Please output the records below in full, exactly as given, but without the images.

◇ ◇ ◇ ◇

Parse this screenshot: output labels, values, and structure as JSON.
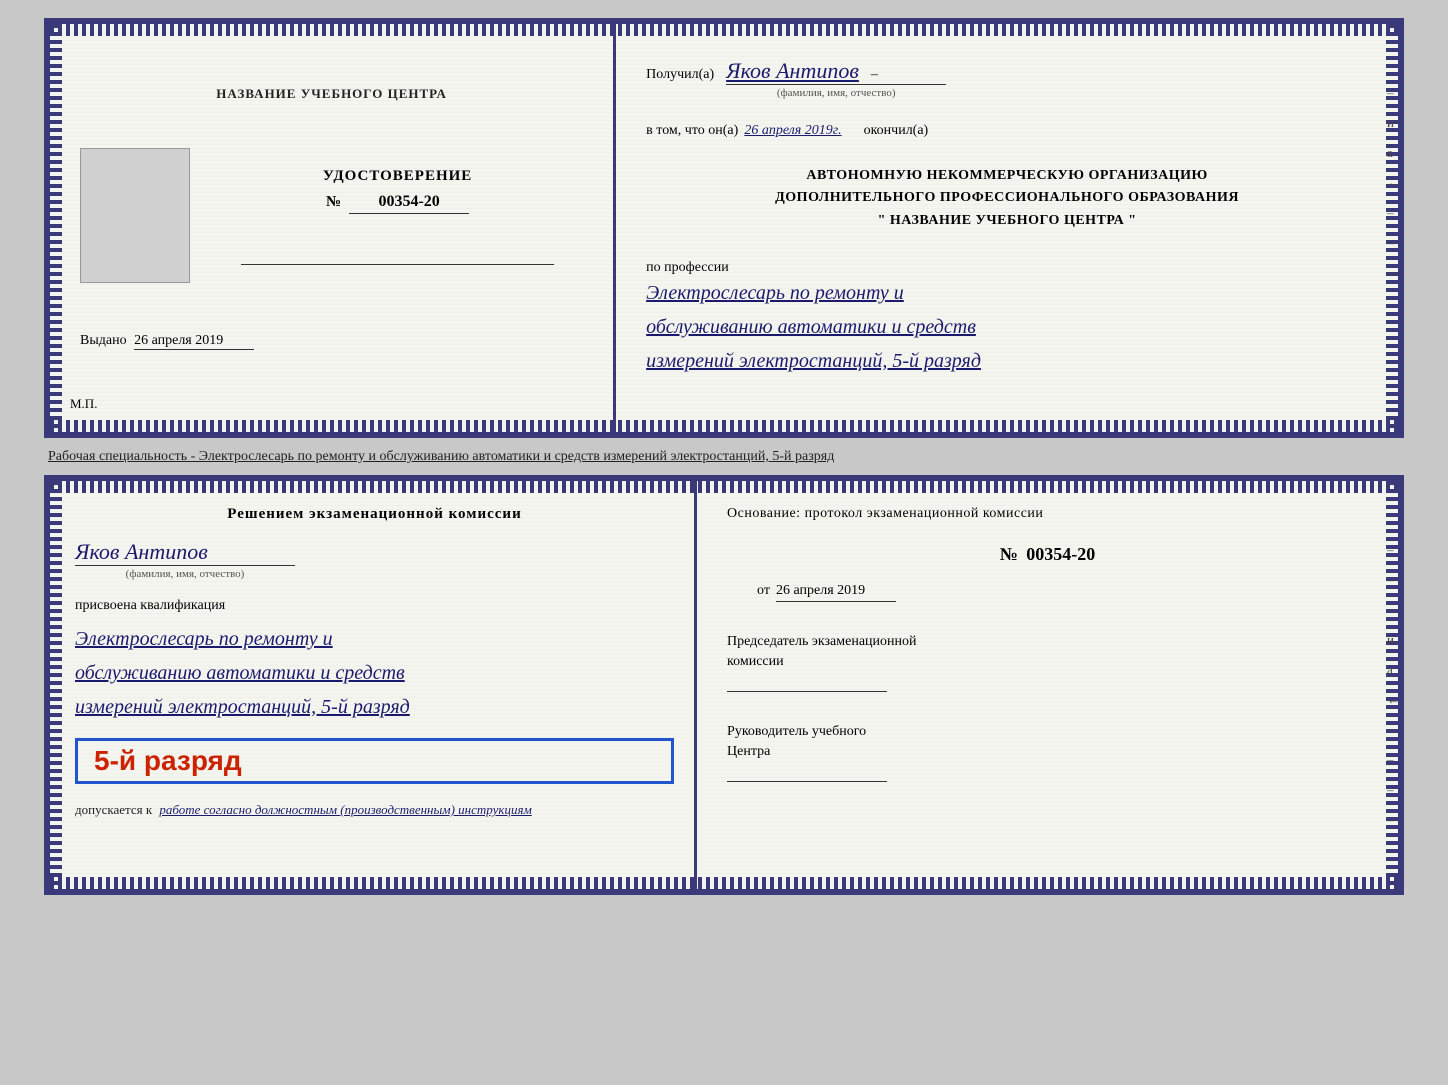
{
  "topDoc": {
    "left": {
      "centerLabel": "НАЗВАНИЕ УЧЕБНОГО ЦЕНТРА",
      "certTitle": "УДОСТОВЕРЕНИЕ",
      "certNumLabel": "№",
      "certNum": "00354-20",
      "issuedLabel": "Выдано",
      "issuedDate": "26 апреля 2019",
      "mpLabel": "М.П."
    },
    "right": {
      "recipientPrefix": "Получил(а)",
      "recipientName": "Яков Антипов",
      "fioLabel": "(фамилия, имя, отчество)",
      "givenPrefix": "в том, что он(а)",
      "givenDate": "26 апреля 2019г.",
      "givenSuffix": "окончил(а)",
      "orgLine1": "АВТОНОМНУЮ НЕКОММЕРЧЕСКУЮ ОРГАНИЗАЦИЮ",
      "orgLine2": "ДОПОЛНИТЕЛЬНОГО ПРОФЕССИОНАЛЬНОГО ОБРАЗОВАНИЯ",
      "orgLine3": "\"    НАЗВАНИЕ УЧЕБНОГО ЦЕНТРА    \"",
      "professionLabel": "по профессии",
      "professionLine1": "Электрослесарь по ремонту и",
      "professionLine2": "обслуживанию автоматики и средств",
      "professionLine3": "измерений электростанций, 5-й разряд"
    }
  },
  "middleInfo": {
    "text": "Рабочая специальность - Электрослесарь по ремонту и обслуживанию автоматики и средств измерений электростанций, 5-й разряд"
  },
  "bottomDoc": {
    "left": {
      "decisionLine1": "Решением экзаменационной комиссии",
      "personName": "Яков Антипов",
      "fioLabel": "(фамилия, имя, отчество)",
      "qualificationLabel": "присвоена квалификация",
      "qualLine1": "Электрослесарь по ремонту и",
      "qualLine2": "обслуживанию автоматики и средств",
      "qualLine3": "измерений электростанций, 5-й разряд",
      "gradeText": "5-й разряд",
      "допускаетсяPrefix": "допускается к",
      "допускаетсяHw": "работе согласно должностным (производственным) инструкциям"
    },
    "right": {
      "basisLabel": "Основание: протокол экзаменационной комиссии",
      "protocolNumLabel": "№",
      "protocolNum": "00354-20",
      "fromLabel": "от",
      "fromDate": "26 апреля 2019",
      "chairmanTitle1": "Председатель экзаменационной",
      "chairmanTitle2": "комиссии",
      "directorTitle1": "Руководитель учебного",
      "directorTitle2": "Центра"
    }
  }
}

◇ ◇ ◇ ◇

THE RESPONSE:
Parse this screenshot: output labels, values, and structure as JSON.
{
  "topDoc": {
    "left": {
      "centerLabel": "НАЗВАНИЕ УЧЕБНОГО ЦЕНТРА",
      "certTitle": "УДОСТОВЕРЕНИЕ",
      "certNumLabel": "№",
      "certNum": "00354-20",
      "issuedLabel": "Выдано",
      "issuedDate": "26 апреля 2019",
      "mpLabel": "М.П."
    },
    "right": {
      "recipientPrefix": "Получил(а)",
      "recipientName": "Яков Антипов",
      "fioLabel": "(фамилия, имя, отчество)",
      "givenPrefix": "в том, что он(а)",
      "givenDate": "26 апреля 2019г.",
      "givenSuffix": "окончил(а)",
      "orgLine1": "АВТОНОМНУЮ НЕКОММЕРЧЕСКУЮ ОРГАНИЗАЦИЮ",
      "orgLine2": "ДОПОЛНИТЕЛЬНОГО ПРОФЕССИОНАЛЬНОГО ОБРАЗОВАНИЯ",
      "orgLine3": "\"    НАЗВАНИЕ УЧЕБНОГО ЦЕНТРА    \"",
      "professionLabel": "по профессии",
      "professionLine1": "Электрослесарь по ремонту и",
      "professionLine2": "обслуживанию автоматики и средств",
      "professionLine3": "измерений электростанций, 5-й разряд"
    }
  },
  "middleInfo": {
    "text": "Рабочая специальность - Электрослесарь по ремонту и обслуживанию автоматики и средств измерений электростанций, 5-й разряд"
  },
  "bottomDoc": {
    "left": {
      "decisionLine1": "Решением экзаменационной комиссии",
      "personName": "Яков Антипов",
      "fioLabel": "(фамилия, имя, отчество)",
      "qualificationLabel": "присвоена квалификация",
      "qualLine1": "Электрослесарь по ремонту и",
      "qualLine2": "обслуживанию автоматики и средств",
      "qualLine3": "измерений электростанций, 5-й разряд",
      "gradeText": "5-й разряд",
      "допускаетсяPrefix": "допускается к",
      "допускаетсяHw": "работе согласно должностным (производственным) инструкциям"
    },
    "right": {
      "basisLabel": "Основание: протокол экзаменационной комиссии",
      "protocolNumLabel": "№",
      "protocolNum": "00354-20",
      "fromLabel": "от",
      "fromDate": "26 апреля 2019",
      "chairmanTitle1": "Председатель экзаменационной",
      "chairmanTitle2": "комиссии",
      "directorTitle1": "Руководитель учебного",
      "directorTitle2": "Центра"
    }
  }
}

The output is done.